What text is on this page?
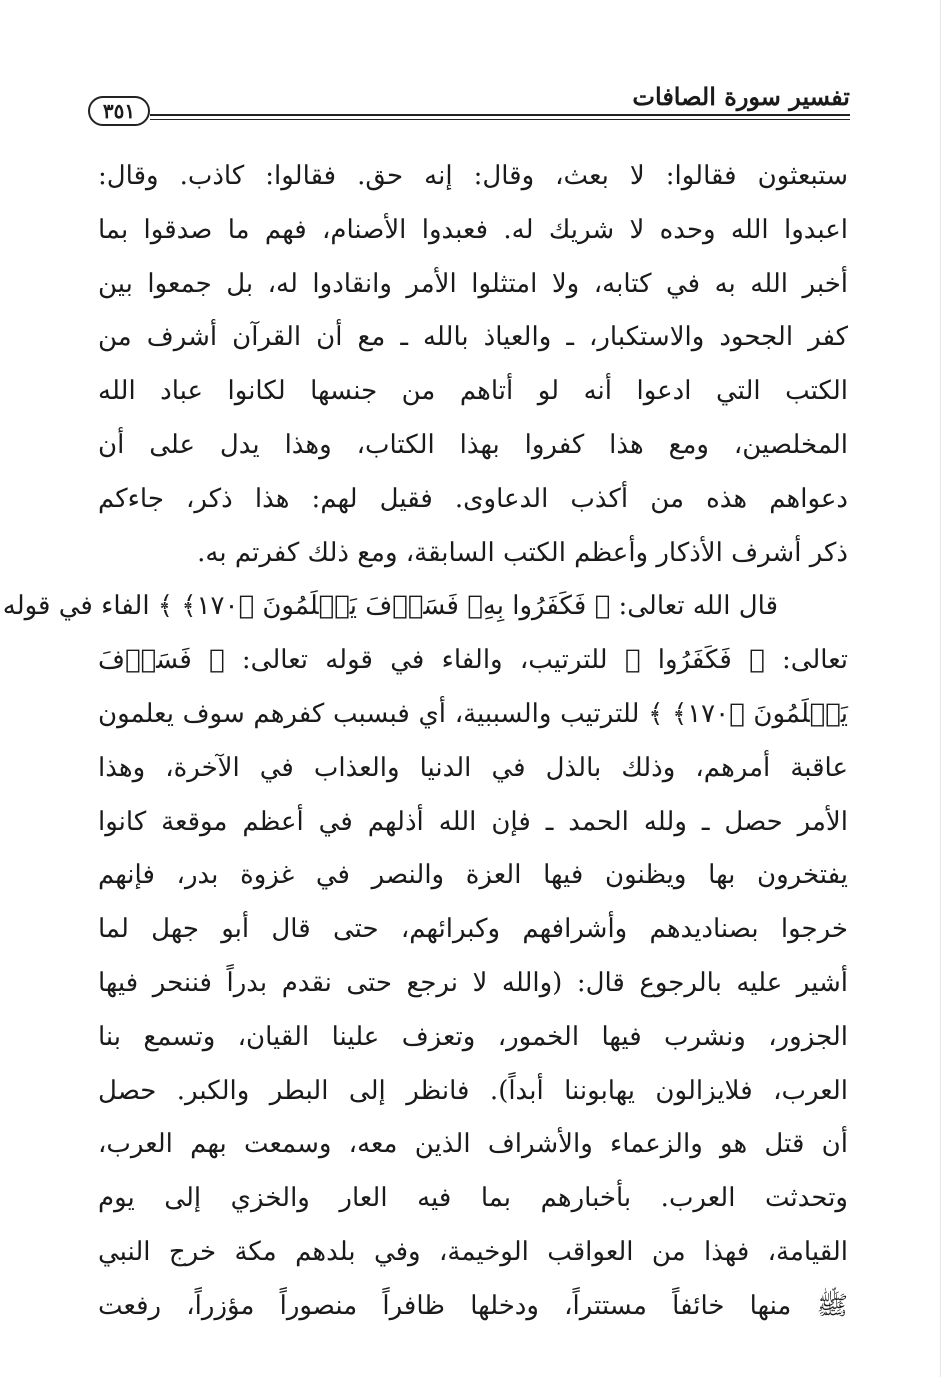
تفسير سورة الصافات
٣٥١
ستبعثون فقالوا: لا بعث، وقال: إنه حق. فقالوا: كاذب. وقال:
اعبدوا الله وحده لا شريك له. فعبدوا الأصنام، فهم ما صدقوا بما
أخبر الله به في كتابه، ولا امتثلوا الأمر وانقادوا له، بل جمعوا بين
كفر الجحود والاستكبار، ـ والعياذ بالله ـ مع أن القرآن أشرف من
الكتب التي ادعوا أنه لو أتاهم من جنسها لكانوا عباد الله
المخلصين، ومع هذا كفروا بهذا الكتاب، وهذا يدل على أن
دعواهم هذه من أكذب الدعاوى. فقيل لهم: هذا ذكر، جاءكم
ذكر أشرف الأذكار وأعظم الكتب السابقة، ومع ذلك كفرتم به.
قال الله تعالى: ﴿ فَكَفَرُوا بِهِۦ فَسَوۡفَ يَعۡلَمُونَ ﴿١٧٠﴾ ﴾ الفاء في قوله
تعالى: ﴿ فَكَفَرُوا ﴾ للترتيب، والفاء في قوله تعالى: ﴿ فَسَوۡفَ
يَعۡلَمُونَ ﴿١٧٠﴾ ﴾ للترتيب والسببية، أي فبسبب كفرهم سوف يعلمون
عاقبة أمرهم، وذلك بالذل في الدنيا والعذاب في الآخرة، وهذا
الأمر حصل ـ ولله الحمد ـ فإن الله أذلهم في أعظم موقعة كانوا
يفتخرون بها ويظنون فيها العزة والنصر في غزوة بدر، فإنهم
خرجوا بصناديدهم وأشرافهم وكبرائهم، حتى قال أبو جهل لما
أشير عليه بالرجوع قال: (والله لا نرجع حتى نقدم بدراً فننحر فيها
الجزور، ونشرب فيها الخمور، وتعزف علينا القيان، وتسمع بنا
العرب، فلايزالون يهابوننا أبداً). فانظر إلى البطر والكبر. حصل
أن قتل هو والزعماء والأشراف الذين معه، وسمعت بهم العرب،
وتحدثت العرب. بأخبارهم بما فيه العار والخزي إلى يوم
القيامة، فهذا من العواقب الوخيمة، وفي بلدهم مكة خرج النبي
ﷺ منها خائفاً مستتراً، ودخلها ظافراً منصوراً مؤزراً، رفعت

++++

> **Instruction**
Pick out the lines containing the word "وهذا" and show them.

> **Output below**
المخلصين، ومع هذا كفروا بهذا الكتاب، وهذا يدل على أن
عاقبة أمرهم، وذلك بالذل في الدنيا والعذاب في الآخرة، وهذا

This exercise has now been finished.